**Task details**
Reproduce every line of the material below, but drop the pictures.

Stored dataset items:

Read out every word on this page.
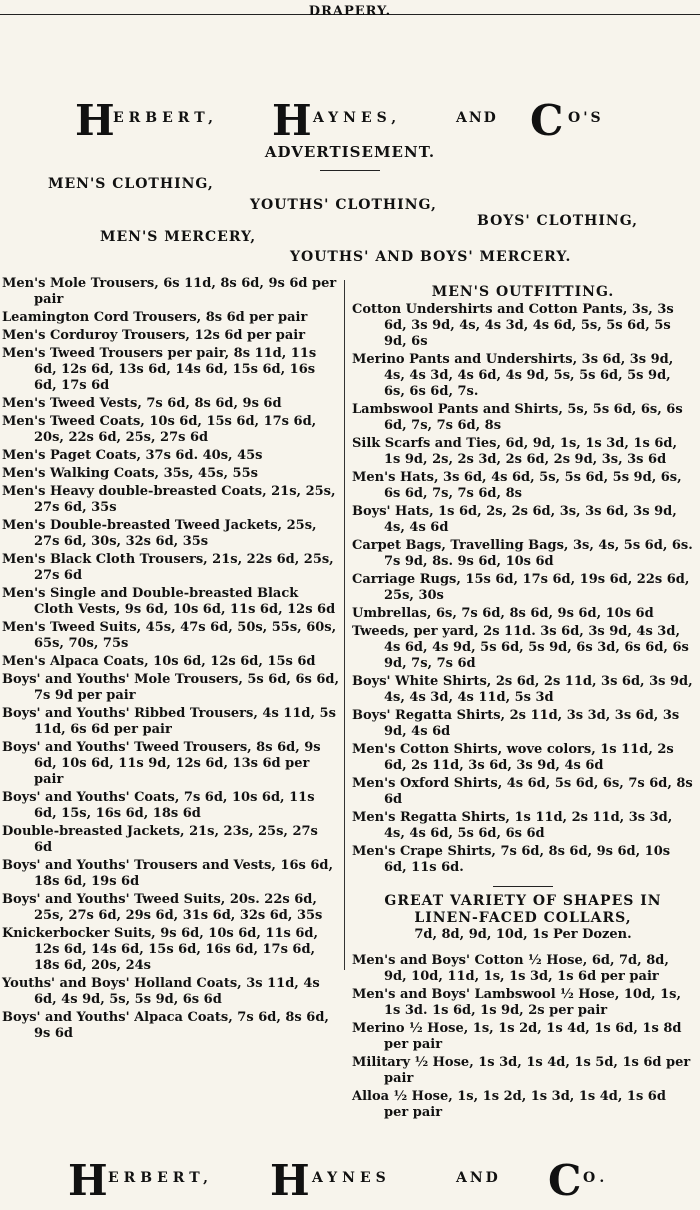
DRAPERY.
H
ERBERT, H AYNES,	AND C O'S
ADVERTISEMENT.
MEN'S CLOTHING,
YOUTHS' CLOTHING,
BOYS' CLOTHING,
MEN'S MERCERY,
YOUTHS' AND BOYS' MERCERY.
Men's Mole Trousers, 6s 11d, 8s 6d, 9s 6d per pair
Leamington Cord Trousers, 8s 6d per pair
Men's Corduroy Trousers, 12s 6d per pair
Men's Tweed Trousers per pair, 8s 11d, 11s 6d, 12s 6d, 13s 6d, 14s 6d, 15s 6d, 16s 6d, 17s 6d
Men's Tweed Vests, 7s 6d, 8s 6d, 9s 6d
Men's Tweed Coats, 10s 6d, 15s 6d, 17s 6d, 20s, 22s 6d, 25s, 27s 6d
Men's Paget Coats, 37s 6d. 40s, 45s
Men's Walking Coats, 35s, 45s, 55s
Men's Heavy double-breasted Coats, 21s, 25s, 27s 6d, 35s
Men's Double-breasted Tweed Jackets, 25s, 27s 6d, 30s, 32s 6d, 35s
Men's Black Cloth Trousers, 21s, 22s 6d, 25s, 27s 6d
Men's Single and Double-breasted Black Cloth Vests, 9s 6d, 10s 6d, 11s 6d, 12s 6d
Men's Tweed Suits, 45s, 47s 6d, 50s, 55s, 60s, 65s, 70s, 75s
Men's Alpaca Coats, 10s 6d, 12s 6d, 15s 6d
Boys' and Youths' Mole Trousers, 5s 6d, 6s 6d, 7s 9d per pair
Boys' and Youths' Ribbed Trousers, 4s 11d, 5s 11d, 6s 6d per pair
Boys' and Youths' Tweed Trousers, 8s 6d, 9s 6d, 10s 6d, 11s 9d, 12s 6d, 13s 6d per pair
Boys' and Youths' Coats, 7s 6d, 10s 6d, 11s 6d, 15s, 16s 6d, 18s 6d
Double-breasted Jackets, 21s, 23s, 25s, 27s 6d
Boys' and Youths' Trousers and Vests, 16s 6d, 18s 6d, 19s 6d
Boys' and Youths' Tweed Suits, 20s. 22s 6d, 25s, 27s 6d, 29s 6d, 31s 6d, 32s 6d, 35s
Knickerbocker Suits, 9s 6d, 10s 6d, 11s 6d, 12s 6d, 14s 6d, 15s 6d, 16s 6d, 17s 6d, 18s 6d, 20s, 24s
Youths' and Boys' Holland Coats, 3s 11d, 4s 6d, 4s 9d, 5s, 5s 9d, 6s 6d
Boys' and Youths' Alpaca Coats, 7s 6d, 8s 6d, 9s 6d
MEN'S OUTFITTING.
Cotton Undershirts and Cotton Pants, 3s, 3s 6d, 3s 9d, 4s, 4s 3d, 4s 6d, 5s, 5s 6d, 5s 9d, 6s
Merino Pants and Undershirts, 3s 6d, 3s 9d, 4s, 4s 3d, 4s 6d, 4s 9d, 5s, 5s 6d, 5s 9d, 6s, 6s 6d, 7s.
Lambswool Pants and Shirts, 5s, 5s 6d, 6s, 6s 6d, 7s, 7s 6d, 8s
Silk Scarfs and Ties, 6d, 9d, 1s, 1s 3d, 1s 6d, 1s 9d, 2s, 2s 3d, 2s 6d, 2s 9d, 3s, 3s 6d
Men's Hats, 3s 6d, 4s 6d, 5s, 5s 6d, 5s 9d, 6s, 6s 6d, 7s, 7s 6d, 8s
Boys' Hats, 1s 6d, 2s, 2s 6d, 3s, 3s 6d, 3s 9d, 4s, 4s 6d
Carpet Bags, Travelling Bags, 3s, 4s, 5s 6d, 6s. 7s 9d, 8s. 9s 6d, 10s 6d
Carriage Rugs, 15s 6d, 17s 6d, 19s 6d, 22s 6d, 25s, 30s
Umbrellas, 6s, 7s 6d, 8s 6d, 9s 6d, 10s 6d
Tweeds, per yard, 2s 11d. 3s 6d, 3s 9d, 4s 3d, 4s 6d, 4s 9d, 5s 6d, 5s 9d, 6s 3d, 6s 6d, 6s 9d, 7s, 7s 6d
Boys' White Shirts, 2s 6d, 2s 11d, 3s 6d, 3s 9d, 4s, 4s 3d, 4s 11d, 5s 3d
Boys' Regatta Shirts, 2s 11d, 3s 3d, 3s 6d, 3s 9d, 4s 6d
Men's Cotton Shirts, wove colors, 1s 11d, 2s 6d, 2s 11d, 3s 6d, 3s 9d, 4s 6d
Men's Oxford Shirts, 4s 6d, 5s 6d, 6s, 7s 6d, 8s 6d
Men's Regatta Shirts, 1s 11d, 2s 11d, 3s 3d, 4s, 4s 6d, 5s 6d, 6s 6d
Men's Crape Shirts, 7s 6d, 8s 6d, 9s 6d, 10s 6d, 11s 6d.
GREAT VARIETY OF SHAPES IN LINEN-FACED COLLARS,
7d, 8d, 9d, 10d, 1s Per Dozen.
Men's and Boys' Cotton ½ Hose, 6d, 7d, 8d, 9d, 10d, 11d, 1s, 1s 3d, 1s 6d per pair
Men's and Boys' Lambswool ½ Hose, 10d, 1s, 1s 3d. 1s 6d, 1s 9d, 2s per pair
Merino ½ Hose, 1s, 1s 2d, 1s 4d, 1s 6d, 1s 8d per pair
Military ½ Hose, 1s 3d, 1s 4d, 1s 5d, 1s 6d per pair
Alloa ½ Hose, 1s, 1s 2d, 1s 3d, 1s 4d, 1s 6d per pair
H ERBERT, H AYNES	AND C O.
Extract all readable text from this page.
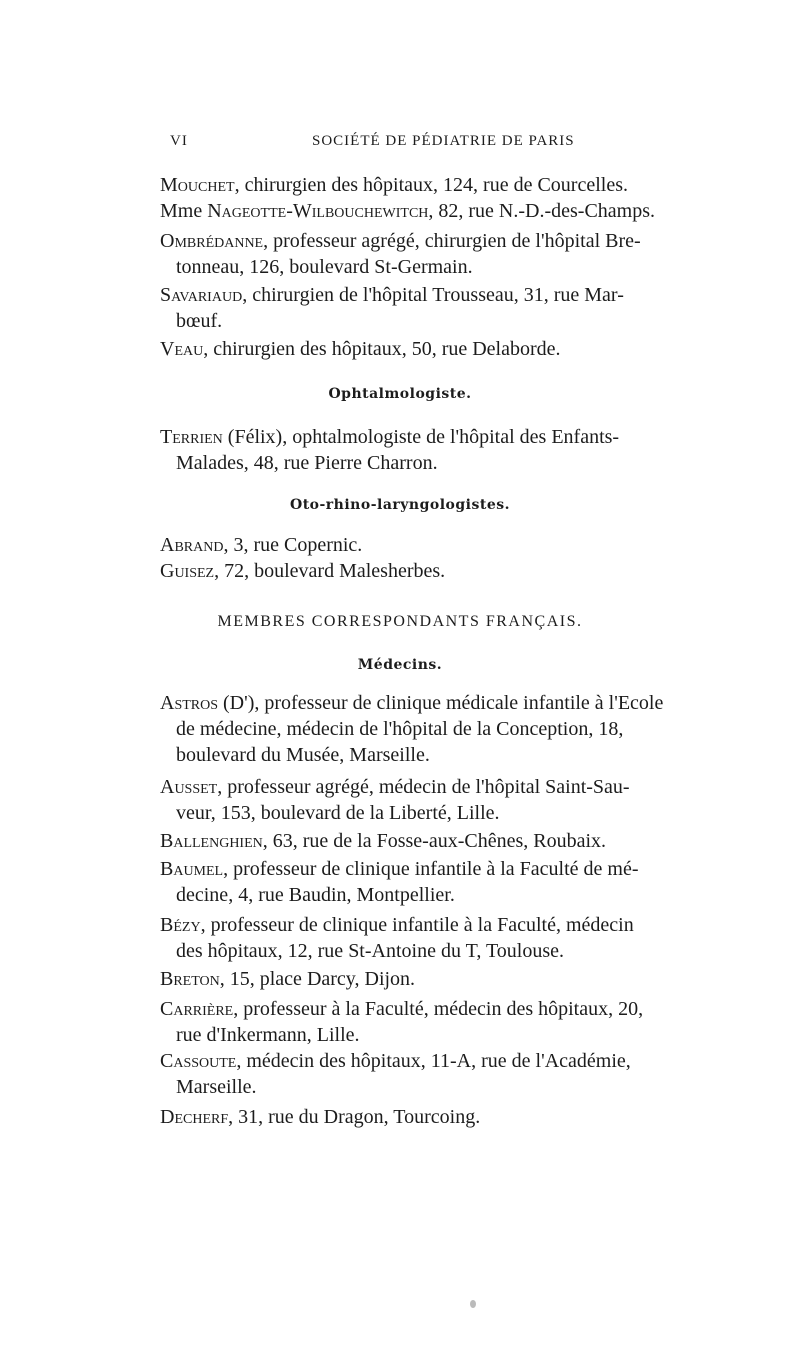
VI	SOCIÉTÉ DE PÉDIATRIE DE PARIS
Mouchet, chirurgien des hôpitaux, 124, rue de Courcelles.
Mme Nageotte-Wilbouchewitch, 82, rue N.-D.-des-Champs.
Ombrédanne, professeur agrégé, chirurgien de l'hôpital Bre-
tonneau, 126, boulevard St-Germain.
Savariaud, chirurgien de l'hôpital Trousseau, 31, rue Mar-
bœuf.
Veau, chirurgien des hôpitaux, 50, rue Delaborde.
Ophtalmologiste.
Terrien (Félix), ophtalmologiste de l'hôpital des Enfants-
Malades, 48, rue Pierre Charron.
Oto-rhino-laryngologistes.
Abrand, 3, rue Copernic.
Guisez, 72, boulevard Malesherbes.
MEMBRES CORRESPONDANTS FRANÇAIS.
Médecins.
Astros (D'), professeur de clinique médicale infantile à l'Ecole
de médecine, médecin de l'hôpital de la Conception, 18,
boulevard du Musée, Marseille.
Ausset, professeur agrégé, médecin de l'hôpital Saint-Sau-
veur, 153, boulevard de la Liberté, Lille.
Ballenghien, 63, rue de la Fosse-aux-Chênes, Roubaix.
Baumel, professeur de clinique infantile à la Faculté de mé-
decine, 4, rue Baudin, Montpellier.
Bézy, professeur de clinique infantile à la Faculté, médecin
des hôpitaux, 12, rue St-Antoine du T, Toulouse.
Breton, 15, place Darcy, Dijon.
Carrière, professeur à la Faculté, médecin des hôpitaux, 20,
rue d'Inkermann, Lille.
Cassoute, médecin des hôpitaux, 11-A, rue de l'Académie,
Marseille.
Decherf, 31, rue du Dragon, Tourcoing.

**Task output**
Read out every word on this page.
DRAPERY.
H
ERBERT, H AYNES,	AND C O'S
ADVERTISEMENT.
MEN'S CLOTHING,
YOUTHS' CLOTHING,
BOYS' CLOTHING,
MEN'S MERCERY,
YOUTHS' AND BOYS' MERCERY.
Men's Mole Trousers, 6s 11d, 8s 6d, 9s 6d per pair
Leamington Cord Trousers, 8s 6d per pair
Men's Corduroy Trousers, 12s 6d per pair
Men's Tweed Trousers per pair, 8s 11d, 11s 6d, 12s 6d, 13s 6d, 14s 6d, 15s 6d, 16s 6d, 17s 6d
Men's Tweed Vests, 7s 6d, 8s 6d, 9s 6d
Men's Tweed Coats, 10s 6d, 15s 6d, 17s 6d, 20s, 22s 6d, 25s, 27s 6d
Men's Paget Coats, 37s 6d. 40s, 45s
Men's Walking Coats, 35s, 45s, 55s
Men's Heavy double-breasted Coats, 21s, 25s, 27s 6d, 35s
Men's Double-breasted Tweed Jackets, 25s, 27s 6d, 30s, 32s 6d, 35s
Men's Black Cloth Trousers, 21s, 22s 6d, 25s, 27s 6d
Men's Single and Double-breasted Black Cloth Vests, 9s 6d, 10s 6d, 11s 6d, 12s 6d
Men's Tweed Suits, 45s, 47s 6d, 50s, 55s, 60s, 65s, 70s, 75s
Men's Alpaca Coats, 10s 6d, 12s 6d, 15s 6d
Boys' and Youths' Mole Trousers, 5s 6d, 6s 6d, 7s 9d per pair
Boys' and Youths' Ribbed Trousers, 4s 11d, 5s 11d, 6s 6d per pair
Boys' and Youths' Tweed Trousers, 8s 6d, 9s 6d, 10s 6d, 11s 9d, 12s 6d, 13s 6d per pair
Boys' and Youths' Coats, 7s 6d, 10s 6d, 11s 6d, 15s, 16s 6d, 18s 6d
Double-breasted Jackets, 21s, 23s, 25s, 27s 6d
Boys' and Youths' Trousers and Vests, 16s 6d, 18s 6d, 19s 6d
Boys' and Youths' Tweed Suits, 20s. 22s 6d, 25s, 27s 6d, 29s 6d, 31s 6d, 32s 6d, 35s
Knickerbocker Suits, 9s 6d, 10s 6d, 11s 6d, 12s 6d, 14s 6d, 15s 6d, 16s 6d, 17s 6d, 18s 6d, 20s, 24s
Youths' and Boys' Holland Coats, 3s 11d, 4s 6d, 4s 9d, 5s, 5s 9d, 6s 6d
Boys' and Youths' Alpaca Coats, 7s 6d, 8s 6d, 9s 6d
MEN'S OUTFITTING.
Cotton Undershirts and Cotton Pants, 3s, 3s 6d, 3s 9d, 4s, 4s 3d, 4s 6d, 5s, 5s 6d, 5s 9d, 6s
Merino Pants and Undershirts, 3s 6d, 3s 9d, 4s, 4s 3d, 4s 6d, 4s 9d, 5s, 5s 6d, 5s 9d, 6s, 6s 6d, 7s.
Lambswool Pants and Shirts, 5s, 5s 6d, 6s, 6s 6d, 7s, 7s 6d, 8s
Silk Scarfs and Ties, 6d, 9d, 1s, 1s 3d, 1s 6d, 1s 9d, 2s, 2s 3d, 2s 6d, 2s 9d, 3s, 3s 6d
Men's Hats, 3s 6d, 4s 6d, 5s, 5s 6d, 5s 9d, 6s, 6s 6d, 7s, 7s 6d, 8s
Boys' Hats, 1s 6d, 2s, 2s 6d, 3s, 3s 6d, 3s 9d, 4s, 4s 6d
Carpet Bags, Travelling Bags, 3s, 4s, 5s 6d, 6s. 7s 9d, 8s. 9s 6d, 10s 6d
Carriage Rugs, 15s 6d, 17s 6d, 19s 6d, 22s 6d, 25s, 30s
Umbrellas, 6s, 7s 6d, 8s 6d, 9s 6d, 10s 6d
Tweeds, per yard, 2s 11d. 3s 6d, 3s 9d, 4s 3d, 4s 6d, 4s 9d, 5s 6d, 5s 9d, 6s 3d, 6s 6d, 6s 9d, 7s, 7s 6d
Boys' White Shirts, 2s 6d, 2s 11d, 3s 6d, 3s 9d, 4s, 4s 3d, 4s 11d, 5s 3d
Boys' Regatta Shirts, 2s 11d, 3s 3d, 3s 6d, 3s 9d, 4s 6d
Men's Cotton Shirts, wove colors, 1s 11d, 2s 6d, 2s 11d, 3s 6d, 3s 9d, 4s 6d
Men's Oxford Shirts, 4s 6d, 5s 6d, 6s, 7s 6d, 8s 6d
Men's Regatta Shirts, 1s 11d, 2s 11d, 3s 3d, 4s, 4s 6d, 5s 6d, 6s 6d
Men's Crape Shirts, 7s 6d, 8s 6d, 9s 6d, 10s 6d, 11s 6d.
GREAT VARIETY OF SHAPES IN LINEN-FACED COLLARS,
7d, 8d, 9d, 10d, 1s Per Dozen.
Men's and Boys' Cotton ½ Hose, 6d, 7d, 8d, 9d, 10d, 11d, 1s, 1s 3d, 1s 6d per pair
Men's and Boys' Lambswool ½ Hose, 10d, 1s, 1s 3d. 1s 6d, 1s 9d, 2s per pair
Merino ½ Hose, 1s, 1s 2d, 1s 4d, 1s 6d, 1s 8d per pair
Military ½ Hose, 1s 3d, 1s 4d, 1s 5d, 1s 6d per pair
Alloa ½ Hose, 1s, 1s 2d, 1s 3d, 1s 4d, 1s 6d per pair
H ERBERT, H AYNES	AND C O.
Extract all readable text from this page.
VI	SOCIÉTÉ DE PÉDIATRIE DE PARIS
Mouchet, chirurgien des hôpitaux, 124, rue de Courcelles.
Mme Nageotte-Wilbouchewitch, 82, rue N.-D.-des-Champs.
Ombrédanne, professeur agrégé, chirurgien de l'hôpital Bre-
tonneau, 126, boulevard St-Germain.
Savariaud, chirurgien de l'hôpital Trousseau, 31, rue Mar-
bœuf.
Veau, chirurgien des hôpitaux, 50, rue Delaborde.
Ophtalmologiste.
Terrien (Félix), ophtalmologiste de l'hôpital des Enfants-
Malades, 48, rue Pierre Charron.
Oto-rhino-laryngologistes.
Abrand, 3, rue Copernic.
Guisez, 72, boulevard Malesherbes.
MEMBRES CORRESPONDANTS FRANÇAIS.
Médecins.
Astros (D'), professeur de clinique médicale infantile à l'Ecole
de médecine, médecin de l'hôpital de la Conception, 18,
boulevard du Musée, Marseille.
Ausset, professeur agrégé, médecin de l'hôpital Saint-Sau-
veur, 153, boulevard de la Liberté, Lille.
Ballenghien, 63, rue de la Fosse-aux-Chênes, Roubaix.
Baumel, professeur de clinique infantile à la Faculté de mé-
decine, 4, rue Baudin, Montpellier.
Bézy, professeur de clinique infantile à la Faculté, médecin
des hôpitaux, 12, rue St-Antoine du T, Toulouse.
Breton, 15, place Darcy, Dijon.
Carrière, professeur à la Faculté, médecin des hôpitaux, 20,
rue d'Inkermann, Lille.
Cassoute, médecin des hôpitaux, 11-A, rue de l'Académie,
Marseille.
Decherf, 31, rue du Dragon, Tourcoing.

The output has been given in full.